RECORDED DATA
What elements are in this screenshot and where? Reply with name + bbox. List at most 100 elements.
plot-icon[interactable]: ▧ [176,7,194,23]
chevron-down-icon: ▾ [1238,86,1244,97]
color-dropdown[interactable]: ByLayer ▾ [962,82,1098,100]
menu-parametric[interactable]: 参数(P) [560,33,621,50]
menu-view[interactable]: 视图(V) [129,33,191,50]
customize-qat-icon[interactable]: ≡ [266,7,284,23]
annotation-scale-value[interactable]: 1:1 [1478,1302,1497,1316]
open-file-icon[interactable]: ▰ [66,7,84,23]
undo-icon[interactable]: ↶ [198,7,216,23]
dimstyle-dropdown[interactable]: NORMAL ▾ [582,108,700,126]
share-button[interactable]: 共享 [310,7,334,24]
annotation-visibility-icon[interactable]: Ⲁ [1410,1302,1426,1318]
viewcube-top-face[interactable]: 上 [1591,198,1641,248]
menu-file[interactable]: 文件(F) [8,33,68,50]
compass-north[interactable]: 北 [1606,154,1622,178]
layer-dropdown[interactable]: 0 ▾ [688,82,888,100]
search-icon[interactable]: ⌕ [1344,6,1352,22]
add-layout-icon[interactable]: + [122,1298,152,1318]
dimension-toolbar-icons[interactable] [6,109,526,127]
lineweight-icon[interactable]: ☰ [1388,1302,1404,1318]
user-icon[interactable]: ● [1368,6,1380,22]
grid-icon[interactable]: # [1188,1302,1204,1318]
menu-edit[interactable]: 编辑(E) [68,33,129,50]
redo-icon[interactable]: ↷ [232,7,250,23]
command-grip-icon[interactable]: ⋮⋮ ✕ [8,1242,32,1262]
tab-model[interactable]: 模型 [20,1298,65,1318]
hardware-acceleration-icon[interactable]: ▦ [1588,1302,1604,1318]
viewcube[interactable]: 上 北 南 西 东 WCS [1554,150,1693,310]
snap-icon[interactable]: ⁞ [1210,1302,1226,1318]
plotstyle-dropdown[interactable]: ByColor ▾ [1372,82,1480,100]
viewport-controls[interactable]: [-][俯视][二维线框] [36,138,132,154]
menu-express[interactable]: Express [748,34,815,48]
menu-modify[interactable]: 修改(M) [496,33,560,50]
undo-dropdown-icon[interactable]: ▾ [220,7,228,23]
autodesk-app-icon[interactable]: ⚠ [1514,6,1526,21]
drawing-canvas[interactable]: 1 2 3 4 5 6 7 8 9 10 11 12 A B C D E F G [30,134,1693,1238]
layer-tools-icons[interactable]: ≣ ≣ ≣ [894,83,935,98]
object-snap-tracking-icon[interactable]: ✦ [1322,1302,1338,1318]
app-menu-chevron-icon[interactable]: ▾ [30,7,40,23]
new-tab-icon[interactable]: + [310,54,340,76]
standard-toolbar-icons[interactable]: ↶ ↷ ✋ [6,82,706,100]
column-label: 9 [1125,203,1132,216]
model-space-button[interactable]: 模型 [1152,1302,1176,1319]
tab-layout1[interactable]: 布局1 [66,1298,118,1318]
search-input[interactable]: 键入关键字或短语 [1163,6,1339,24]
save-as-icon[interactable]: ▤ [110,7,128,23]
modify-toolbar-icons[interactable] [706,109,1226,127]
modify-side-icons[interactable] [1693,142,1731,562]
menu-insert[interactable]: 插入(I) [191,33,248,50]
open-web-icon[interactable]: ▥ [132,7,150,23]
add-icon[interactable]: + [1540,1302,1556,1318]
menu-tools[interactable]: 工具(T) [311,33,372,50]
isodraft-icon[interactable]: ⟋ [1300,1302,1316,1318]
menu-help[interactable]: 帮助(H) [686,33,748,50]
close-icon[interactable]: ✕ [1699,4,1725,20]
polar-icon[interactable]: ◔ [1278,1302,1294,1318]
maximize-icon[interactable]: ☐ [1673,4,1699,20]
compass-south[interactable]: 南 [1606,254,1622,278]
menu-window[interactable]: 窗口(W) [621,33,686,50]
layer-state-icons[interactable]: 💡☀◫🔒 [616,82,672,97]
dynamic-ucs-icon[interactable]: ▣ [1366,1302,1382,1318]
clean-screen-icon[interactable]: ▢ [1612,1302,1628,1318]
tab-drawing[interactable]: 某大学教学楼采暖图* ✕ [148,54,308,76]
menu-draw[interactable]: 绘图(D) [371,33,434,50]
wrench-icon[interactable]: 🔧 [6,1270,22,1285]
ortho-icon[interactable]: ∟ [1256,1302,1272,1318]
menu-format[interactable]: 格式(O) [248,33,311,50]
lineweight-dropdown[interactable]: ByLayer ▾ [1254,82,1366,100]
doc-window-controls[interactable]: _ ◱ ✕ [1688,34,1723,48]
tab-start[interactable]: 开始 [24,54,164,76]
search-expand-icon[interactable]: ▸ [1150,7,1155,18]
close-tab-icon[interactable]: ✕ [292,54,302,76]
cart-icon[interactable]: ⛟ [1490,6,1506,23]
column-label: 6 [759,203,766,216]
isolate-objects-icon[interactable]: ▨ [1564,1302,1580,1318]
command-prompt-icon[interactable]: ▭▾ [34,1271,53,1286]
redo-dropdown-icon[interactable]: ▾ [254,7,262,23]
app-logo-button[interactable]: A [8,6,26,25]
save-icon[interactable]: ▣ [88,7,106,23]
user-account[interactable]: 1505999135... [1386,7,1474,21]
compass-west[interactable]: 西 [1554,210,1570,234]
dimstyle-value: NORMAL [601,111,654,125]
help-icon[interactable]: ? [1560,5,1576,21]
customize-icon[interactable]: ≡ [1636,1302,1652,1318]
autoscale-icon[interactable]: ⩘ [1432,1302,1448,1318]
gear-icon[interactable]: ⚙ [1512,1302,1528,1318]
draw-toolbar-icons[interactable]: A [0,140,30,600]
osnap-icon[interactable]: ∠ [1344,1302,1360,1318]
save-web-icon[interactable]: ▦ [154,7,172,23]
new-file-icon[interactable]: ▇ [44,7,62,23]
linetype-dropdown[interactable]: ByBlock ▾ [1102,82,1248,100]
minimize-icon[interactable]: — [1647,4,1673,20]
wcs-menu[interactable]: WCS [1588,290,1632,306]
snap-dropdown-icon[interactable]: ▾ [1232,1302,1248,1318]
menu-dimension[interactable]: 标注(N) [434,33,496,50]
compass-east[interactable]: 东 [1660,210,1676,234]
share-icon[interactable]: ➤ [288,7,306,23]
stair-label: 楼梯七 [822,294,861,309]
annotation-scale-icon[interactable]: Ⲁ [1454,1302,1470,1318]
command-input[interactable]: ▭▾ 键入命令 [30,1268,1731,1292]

WHAT YOU NEED TO DO
List every line of the data above that contains the string "redo".

RESPONSE TO THIS TASK
redo-icon[interactable]: ↷ [232,7,250,23]
redo-dropdown-icon[interactable]: ▾ [254,7,262,23]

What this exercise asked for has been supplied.